GOAL OF THE EXERCISE
Rewrite the data lines from the one containing "530, 414, 542]" through the one containing "249, 306, 275]", replacing "gear-icon" with "settings-icon" and changing nothing else. Return only those lines.

Start of SUPPLIED DATA

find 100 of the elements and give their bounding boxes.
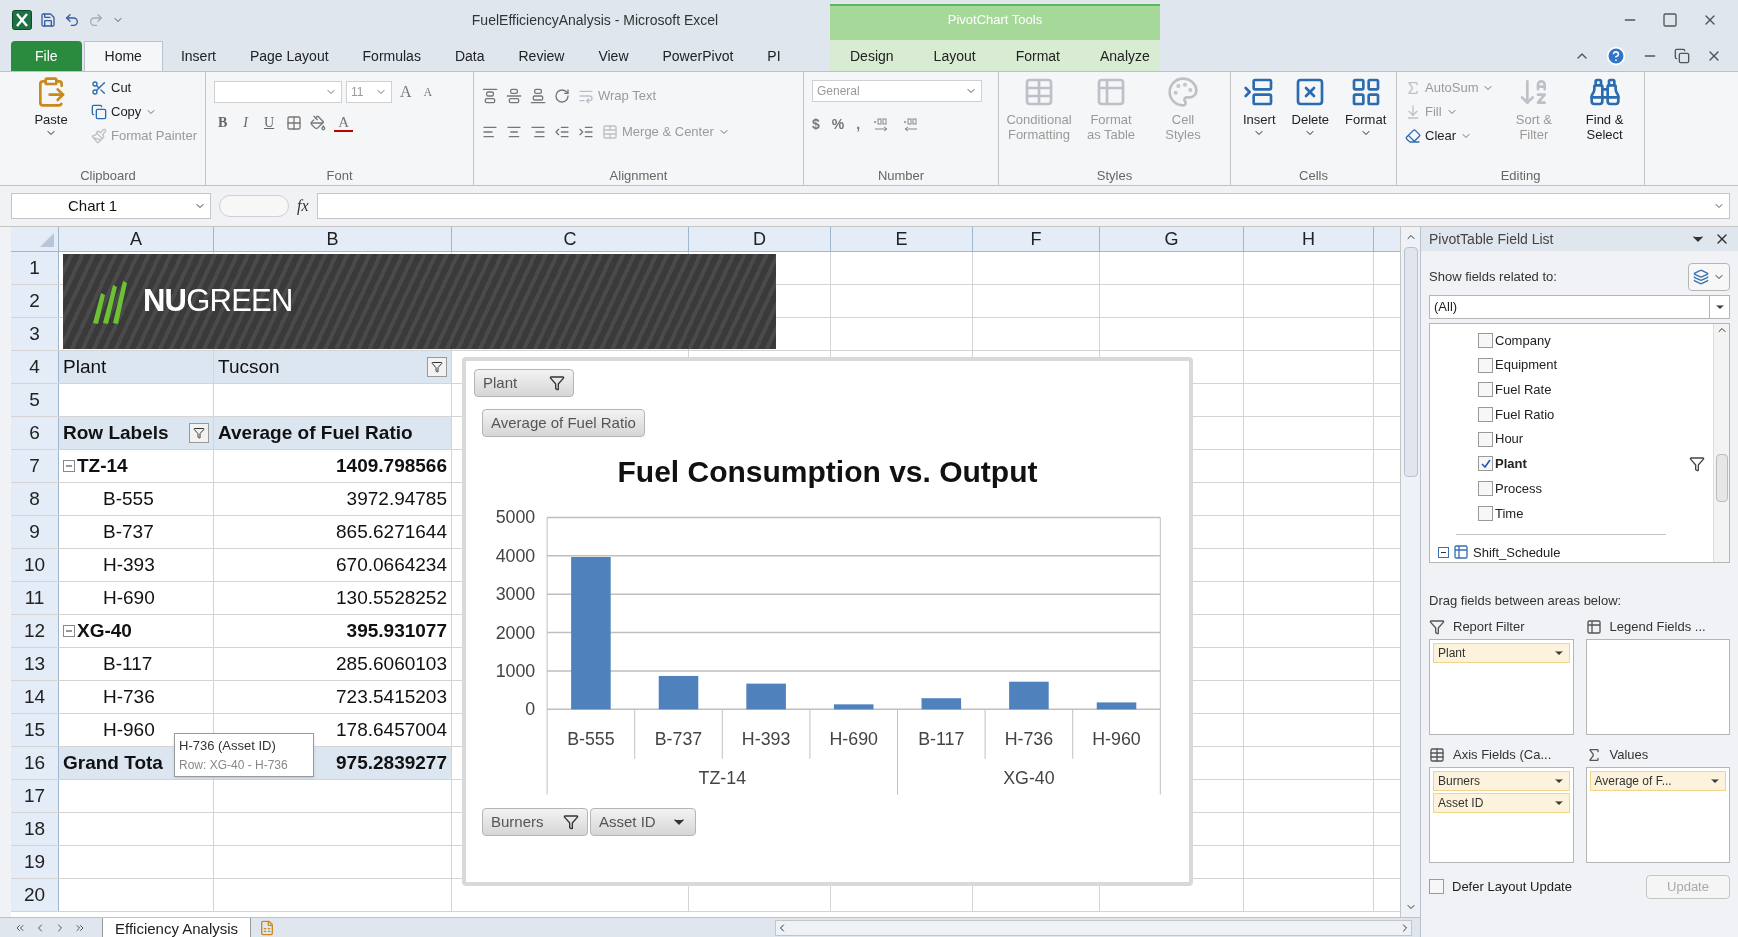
font-color-button[interactable]: A	[334, 113, 353, 132]
field-name[interactable]: Fuel Ratio	[1495, 404, 1705, 425]
chart-value-button[interactable]: Average of Fuel Ratio	[482, 409, 645, 437]
column-header[interactable]: C	[452, 227, 689, 251]
sheet-tab[interactable]: Efficiency Analysis	[102, 918, 252, 937]
ribbon-tab[interactable]: Format	[995, 41, 1080, 71]
maximize-icon[interactable]	[1662, 12, 1678, 28]
insert-sheet-icon[interactable]	[259, 919, 276, 936]
drop-area[interactable]: Plant	[1429, 638, 1574, 735]
field-name[interactable]: Hour	[1495, 429, 1705, 449]
pivot-chart[interactable]: Plant Average of Fuel Ratio Fuel Consumption vs. Output 0 1000 2000 3000 4000 5000 B-555 B-737 H-393 H-690 B-117 H-736 H-960 TZ-14 XG-40 Burners Asset ID	[462, 357, 1193, 886]
table-name[interactable]: Shift_Schedule	[1473, 542, 1561, 562]
area-field-chip[interactable]: Average of F...	[1589, 770, 1726, 791]
ribbon-small-button[interactable]: Clear	[1405, 124, 1495, 148]
related-to-dropdown[interactable]: (All)	[1429, 295, 1730, 319]
row-header[interactable]: 13	[11, 648, 59, 680]
ribbon-tab[interactable]: Design	[830, 41, 914, 71]
field-name[interactable]: Time	[1495, 503, 1705, 523]
row-header[interactable]: 1	[11, 252, 59, 284]
row-header[interactable]: 8	[11, 483, 59, 515]
checkbox[interactable]	[1478, 382, 1493, 398]
ribbon-tab[interactable]: Analyze	[1080, 41, 1170, 71]
chart-axis-field-button[interactable]: Burners	[482, 808, 588, 836]
paint-bucket-icon[interactable]	[310, 114, 327, 131]
orientation-icon[interactable]	[554, 88, 570, 104]
ribbon-large-button[interactable]: Insert	[1239, 76, 1280, 167]
ribbon-tab[interactable]: Data	[438, 41, 501, 71]
checkbox[interactable]	[1478, 332, 1493, 348]
column-header[interactable]: G	[1100, 227, 1244, 251]
restore-icon[interactable]	[1674, 47, 1690, 64]
row-header[interactable]: 9	[11, 516, 59, 548]
font-name-field[interactable]	[214, 81, 342, 103]
field-name[interactable]: Company	[1495, 330, 1705, 351]
chart-axis-field-button[interactable]: Asset ID	[590, 808, 696, 836]
row-header[interactable]: 7	[11, 450, 59, 482]
area-field-chip[interactable]: Burners	[1433, 770, 1570, 791]
column-header[interactable]: A	[59, 227, 214, 251]
ribbon-tab[interactable]: PowerPivot	[646, 41, 750, 71]
area-field-chip[interactable]: Plant	[1433, 642, 1570, 663]
ribbon-tab[interactable]: Insert	[164, 41, 232, 71]
ribbon-large-button[interactable]: Format	[1341, 76, 1391, 167]
row-header[interactable]: 2	[11, 285, 59, 317]
indent-decrease-icon[interactable]	[554, 124, 570, 140]
ribbon-tab[interactable]: Page Layout	[233, 41, 345, 71]
ribbon-tab[interactable]: Review	[502, 41, 581, 71]
row-header[interactable]: 10	[11, 549, 59, 581]
row-header[interactable]: 16	[11, 747, 59, 779]
field-name[interactable]: Process	[1495, 478, 1705, 499]
help-icon[interactable]	[1606, 45, 1626, 66]
ribbon-large-button[interactable]: Paste	[19, 76, 83, 139]
column-header[interactable]: H	[1244, 227, 1374, 251]
chart-filter-button[interactable]: Plant	[474, 369, 574, 397]
ribbon-tab[interactable]: Home	[83, 41, 163, 71]
indent-increase-icon[interactable]	[578, 124, 594, 140]
row-header[interactable]: 17	[11, 780, 59, 812]
bar[interactable]	[746, 683, 786, 710]
number-format-button[interactable]: %	[831, 114, 845, 135]
row-header[interactable]: 12	[11, 615, 59, 647]
checkbox[interactable]	[1478, 357, 1493, 373]
column-header[interactable]: F	[973, 227, 1100, 251]
number-format-button[interactable]: ,	[856, 114, 861, 135]
number-format-button[interactable]: $	[812, 114, 820, 135]
column-header[interactable]: E	[831, 227, 973, 251]
drop-area[interactable]: Burners Asset ID	[1429, 766, 1574, 863]
vertical-scrollbar[interactable]	[1400, 227, 1420, 917]
row-header[interactable]: 14	[11, 681, 59, 713]
checkbox[interactable]	[1478, 505, 1493, 521]
row-header[interactable]: 6	[11, 417, 59, 449]
align-top-icon[interactable]	[482, 88, 498, 104]
filter-dropdown-icon[interactable]	[427, 357, 447, 377]
align-center-icon[interactable]	[506, 124, 522, 140]
area-field-chip[interactable]: Asset ID	[1433, 792, 1570, 813]
ribbon-small-button[interactable]: Copy	[91, 100, 197, 124]
align-bottom-icon[interactable]	[530, 88, 546, 104]
field-name[interactable]: Plant	[1495, 454, 1689, 474]
drop-area[interactable]	[1585, 638, 1730, 735]
ribbon-tab[interactable]: Layout	[913, 41, 996, 71]
save-icon[interactable]	[40, 12, 56, 28]
checkbox[interactable]	[1478, 481, 1493, 497]
borders-icon[interactable]	[286, 114, 303, 131]
ribbon-small-button[interactable]: Cut	[91, 76, 197, 100]
checkbox[interactable]	[1478, 431, 1493, 447]
layout-button[interactable]	[1688, 263, 1730, 291]
bar[interactable]	[1009, 681, 1049, 710]
row-header[interactable]: 20	[11, 879, 59, 911]
scrollbar-thumb[interactable]	[1403, 247, 1418, 477]
collapse-icon[interactable]	[1438, 546, 1449, 558]
ribbon-large-button[interactable]: Delete	[1287, 76, 1334, 167]
ribbon-tab[interactable]: View	[582, 41, 645, 71]
align-left-icon[interactable]	[482, 124, 498, 140]
ribbon-tab[interactable]: File	[11, 41, 82, 71]
font-style-button[interactable]: U	[260, 112, 279, 133]
row-header[interactable]: 15	[11, 714, 59, 746]
ribbon-tab[interactable]: Formulas	[346, 41, 437, 71]
ribbon-large-button[interactable]: Find & Select	[1573, 76, 1636, 167]
grow-font-button[interactable]: A	[396, 80, 416, 104]
font-style-button[interactable]: I	[239, 112, 252, 133]
column-header[interactable]: B	[214, 227, 452, 251]
checkbox[interactable]	[1429, 879, 1444, 894]
font-style-button[interactable]: B	[214, 112, 232, 133]
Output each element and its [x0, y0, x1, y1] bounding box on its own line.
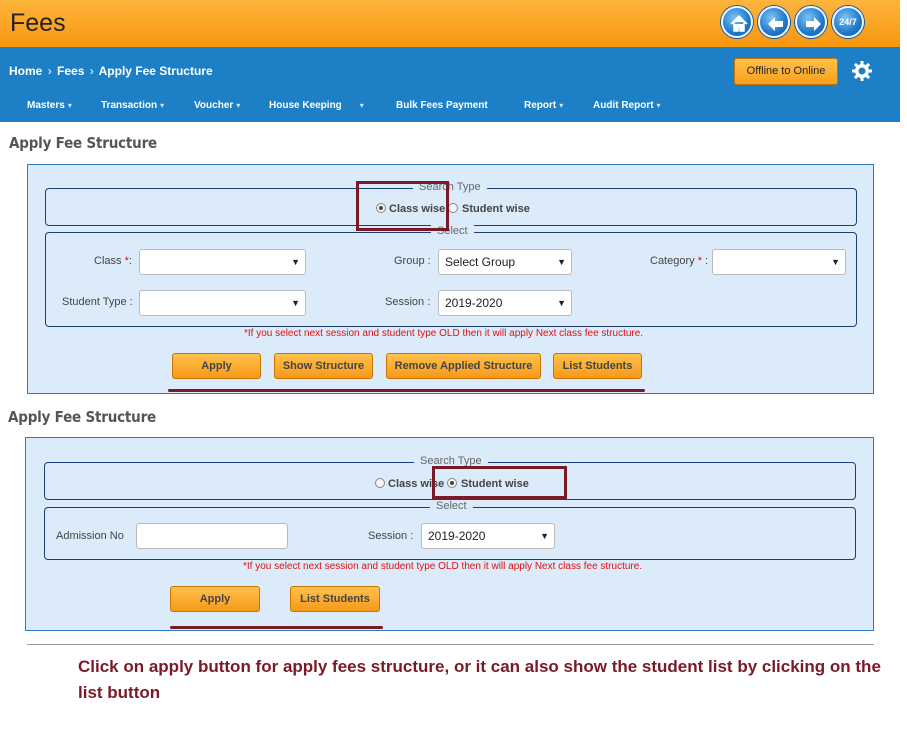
session-label-2: Session :	[368, 530, 414, 542]
gear-icon[interactable]	[851, 60, 873, 82]
main-menu: Masters ▾ Transaction ▾ Voucher ▾ House Kee…	[0, 96, 900, 118]
group-select[interactable]: Select Group ▼	[438, 249, 572, 275]
session-label: Session :	[385, 296, 431, 308]
breadcrumb-bar: Home › Fees › Apply Fee Structure Offlin…	[0, 47, 900, 122]
student-wise-radio[interactable]	[448, 203, 458, 213]
class-select[interactable]: ▼	[139, 249, 306, 275]
session-note: *If you select next session and student …	[244, 328, 644, 339]
select-fieldset-2: Select Admission No Session : 2019-2020 ▼	[44, 500, 856, 560]
breadcrumb-home[interactable]: Home	[9, 64, 42, 78]
apply-button[interactable]: Apply	[172, 353, 261, 379]
student-type-select[interactable]: ▼	[139, 290, 306, 316]
page-title: Apply Fee Structure	[9, 134, 158, 152]
menu-house-keeping[interactable]: House Keeping ▾	[269, 100, 364, 111]
admission-no-input[interactable]	[136, 523, 288, 549]
select-legend-2: Select	[430, 500, 473, 512]
category-select[interactable]: ▼	[712, 249, 846, 275]
admission-no-label: Admission No	[56, 530, 124, 542]
breadcrumb: Home › Fees › Apply Fee Structure	[9, 64, 213, 78]
student-wise-highlight	[432, 466, 567, 499]
remove-applied-structure-button[interactable]: Remove Applied Structure	[386, 353, 541, 379]
app-title: Fees	[10, 9, 66, 37]
menu-transaction[interactable]: Transaction ▾	[101, 100, 164, 111]
nav-icons: 24/7	[721, 6, 864, 38]
menu-bulk-fees-payment[interactable]: Bulk Fees Payment	[396, 100, 488, 111]
breadcrumb-fees[interactable]: Fees	[57, 64, 84, 78]
buttons-underline	[168, 389, 645, 392]
support-24-7-icon[interactable]: 24/7	[832, 6, 864, 38]
instruction-caption: Click on apply button for apply fees str…	[78, 657, 881, 702]
student-wise-label: Student wise	[462, 203, 530, 215]
student-type-label: Student Type :	[62, 296, 133, 308]
page-title-2: Apply Fee Structure	[8, 408, 157, 426]
class-wise-radio-2[interactable]	[375, 478, 385, 488]
apply-button-2[interactable]: Apply	[170, 586, 260, 612]
group-label: Group :	[394, 255, 431, 267]
breadcrumb-separator: ›	[47, 64, 52, 78]
select-fieldset: Select Class *: ▼ Group : Select Group ▼ …	[45, 225, 857, 327]
session-note-2: *If you select next session and student …	[243, 561, 643, 572]
menu-report[interactable]: Report ▾	[524, 100, 563, 111]
search-type-fieldset: Search Type Class wise Student wise	[45, 181, 857, 226]
divider	[27, 644, 874, 645]
back-arrow-icon[interactable]	[758, 6, 790, 38]
class-wise-highlight	[356, 181, 449, 231]
session-select-2[interactable]: 2019-2020 ▼	[421, 523, 555, 549]
home-icon[interactable]	[721, 6, 753, 38]
fees-app: Fees 24/7 Home › Fees › Apply Fee Struct…	[0, 0, 907, 752]
category-label: Category * :	[650, 255, 709, 267]
list-students-button-2[interactable]: List Students	[290, 586, 380, 612]
buttons-underline-2	[170, 626, 383, 629]
breadcrumb-current: Apply Fee Structure	[98, 64, 213, 78]
menu-audit-report[interactable]: Audit Report ▾	[593, 100, 661, 111]
show-structure-button[interactable]: Show Structure	[274, 353, 373, 379]
class-wise-panel: Search Type Class wise Student wise Sele…	[27, 164, 874, 394]
forward-arrow-icon[interactable]	[795, 6, 827, 38]
support-label: 24/7	[839, 17, 857, 27]
breadcrumb-separator: ›	[89, 64, 94, 78]
menu-masters[interactable]: Masters ▾	[27, 100, 72, 111]
menu-voucher[interactable]: Voucher ▾	[194, 100, 240, 111]
session-select[interactable]: 2019-2020 ▼	[438, 290, 572, 316]
list-students-button[interactable]: List Students	[553, 353, 642, 379]
top-bar: Fees 24/7	[0, 0, 900, 47]
class-label: Class *:	[94, 255, 132, 267]
offline-to-online-button[interactable]: Offline to Online	[734, 58, 838, 85]
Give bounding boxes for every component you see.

End of SUPPLIED DATA

RESPONSE TO THE TASK
session-label-2: Session :	[368, 530, 414, 542]
settings-icon[interactable]	[851, 60, 873, 82]
main-menu: Masters ▾ Transaction ▾ Voucher ▾ House Kee…	[0, 96, 900, 118]
group-select[interactable]: Select Group ▼	[438, 249, 572, 275]
session-label: Session :	[385, 296, 431, 308]
breadcrumb-bar: Home › Fees › Apply Fee Structure Offlin…	[0, 47, 900, 122]
student-wise-radio[interactable]	[448, 203, 458, 213]
class-select[interactable]: ▼	[139, 249, 306, 275]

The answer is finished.